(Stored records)
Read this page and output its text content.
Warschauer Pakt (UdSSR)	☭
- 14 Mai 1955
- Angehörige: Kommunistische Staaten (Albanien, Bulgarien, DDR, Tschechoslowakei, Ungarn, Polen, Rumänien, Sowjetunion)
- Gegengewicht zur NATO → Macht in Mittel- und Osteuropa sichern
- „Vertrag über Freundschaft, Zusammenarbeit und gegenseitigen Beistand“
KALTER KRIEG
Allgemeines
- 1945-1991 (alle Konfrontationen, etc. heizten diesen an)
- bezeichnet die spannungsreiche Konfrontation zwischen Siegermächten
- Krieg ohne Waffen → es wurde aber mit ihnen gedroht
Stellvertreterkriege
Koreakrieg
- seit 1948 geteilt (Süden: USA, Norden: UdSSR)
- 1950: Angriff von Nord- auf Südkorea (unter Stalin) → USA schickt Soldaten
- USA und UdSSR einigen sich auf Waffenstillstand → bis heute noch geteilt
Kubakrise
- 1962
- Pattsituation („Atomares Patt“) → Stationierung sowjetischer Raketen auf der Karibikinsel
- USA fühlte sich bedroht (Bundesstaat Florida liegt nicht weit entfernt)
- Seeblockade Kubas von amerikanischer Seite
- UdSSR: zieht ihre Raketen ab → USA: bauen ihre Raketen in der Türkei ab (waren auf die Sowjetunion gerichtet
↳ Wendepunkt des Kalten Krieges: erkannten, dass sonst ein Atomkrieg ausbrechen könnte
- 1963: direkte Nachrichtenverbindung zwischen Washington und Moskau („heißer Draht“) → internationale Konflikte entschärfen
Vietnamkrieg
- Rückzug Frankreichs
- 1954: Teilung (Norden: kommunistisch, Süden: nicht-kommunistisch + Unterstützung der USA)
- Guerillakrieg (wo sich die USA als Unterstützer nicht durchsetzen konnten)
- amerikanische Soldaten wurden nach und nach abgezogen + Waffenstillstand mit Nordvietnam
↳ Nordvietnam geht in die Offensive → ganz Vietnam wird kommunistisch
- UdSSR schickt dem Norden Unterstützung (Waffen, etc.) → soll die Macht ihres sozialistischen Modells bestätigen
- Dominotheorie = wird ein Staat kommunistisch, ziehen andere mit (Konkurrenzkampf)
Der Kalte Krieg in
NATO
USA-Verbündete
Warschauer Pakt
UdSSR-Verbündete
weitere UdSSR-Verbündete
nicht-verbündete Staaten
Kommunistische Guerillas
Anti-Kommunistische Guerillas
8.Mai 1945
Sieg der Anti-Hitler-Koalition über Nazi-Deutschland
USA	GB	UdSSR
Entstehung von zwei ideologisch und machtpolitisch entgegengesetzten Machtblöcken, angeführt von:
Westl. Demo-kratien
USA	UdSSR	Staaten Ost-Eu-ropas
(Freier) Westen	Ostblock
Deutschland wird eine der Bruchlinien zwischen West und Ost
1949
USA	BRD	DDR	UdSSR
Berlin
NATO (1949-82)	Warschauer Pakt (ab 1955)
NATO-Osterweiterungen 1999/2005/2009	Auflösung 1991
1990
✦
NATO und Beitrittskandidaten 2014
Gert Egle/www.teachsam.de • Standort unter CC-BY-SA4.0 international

Instructions for the task:
Type out all of the material again, word for word.

Answer below:
Read this page and output its text content.
Warschauer Pakt (UdSSR)	☭
- 14 Mai 1955
- Angehörige: Kommunistische Staaten (Albanien, Bulgarien, DDR, Tschechoslowakei, Ungarn, Polen, Rumänien, Sowjetunion)
- Gegengewicht zur NATO → Macht in Mittel- und Osteuropa sichern
- „Vertrag über Freundschaft, Zusammenarbeit und gegenseitigen Beistand“
KALTER KRIEG
Allgemeines
- 1945-1991 (alle Konfrontationen, etc. heizten diesen an)
- bezeichnet die spannungsreiche Konfrontation zwischen Siegermächten
- Krieg ohne Waffen → es wurde aber mit ihnen gedroht
Stellvertreterkriege
Koreakrieg
- seit 1948 geteilt (Süden: USA, Norden: UdSSR)
- 1950: Angriff von Nord- auf Südkorea (unter Stalin) → USA schickt Soldaten
- USA und UdSSR einigen sich auf Waffenstillstand → bis heute noch geteilt
Kubakrise
- 1962
- Pattsituation („Atomares Patt“) → Stationierung sowjetischer Raketen auf der Karibikinsel
- USA fühlte sich bedroht (Bundesstaat Florida liegt nicht weit entfernt)
- Seeblockade Kubas von amerikanischer Seite
- UdSSR: zieht ihre Raketen ab → USA: bauen ihre Raketen in der Türkei ab (waren auf die Sowjetunion gerichtet
↳ Wendepunkt des Kalten Krieges: erkannten, dass sonst ein Atomkrieg ausbrechen könnte
- 1963: direkte Nachrichtenverbindung zwischen Washington und Moskau („heißer Draht“) → internationale Konflikte entschärfen
Vietnamkrieg
- Rückzug Frankreichs
- 1954: Teilung (Norden: kommunistisch, Süden: nicht-kommunistisch + Unterstützung der USA)
- Guerillakrieg (wo sich die USA als Unterstützer nicht durchsetzen konnten)
- amerikanische Soldaten wurden nach und nach abgezogen + Waffenstillstand mit Nordvietnam
↳ Nordvietnam geht in die Offensive → ganz Vietnam wird kommunistisch
- UdSSR schickt dem Norden Unterstützung (Waffen, etc.) → soll die Macht ihres sozialistischen Modells bestätigen
- Dominotheorie = wird ein Staat kommunistisch, ziehen andere mit (Konkurrenzkampf)
Der Kalte Krieg in
NATO
USA-Verbündete
Warschauer Pakt
UdSSR-Verbündete
weitere UdSSR-Verbündete
nicht-verbündete Staaten
Kommunistische Guerillas
Anti-Kommunistische Guerillas
8.Mai 1945
Sieg der Anti-Hitler-Koalition über Nazi-Deutschland
USA	GB	UdSSR
Entstehung von zwei ideologisch und machtpolitisch entgegengesetzten Machtblöcken, angeführt von:
Westl. Demo-kratien
USA	UdSSR	Staaten Ost-Eu-ropas
(Freier) Westen	Ostblock
Deutschland wird eine der Bruchlinien zwischen West und Ost
1949
USA	BRD	DDR	UdSSR
Berlin
NATO (1949-82)	Warschauer Pakt (ab 1955)
NATO-Osterweiterungen 1999/2005/2009	Auflösung 1991
1990
✦
NATO und Beitrittskandidaten 2014
Gert Egle/www.teachsam.de • Standort unter CC-BY-SA4.0 international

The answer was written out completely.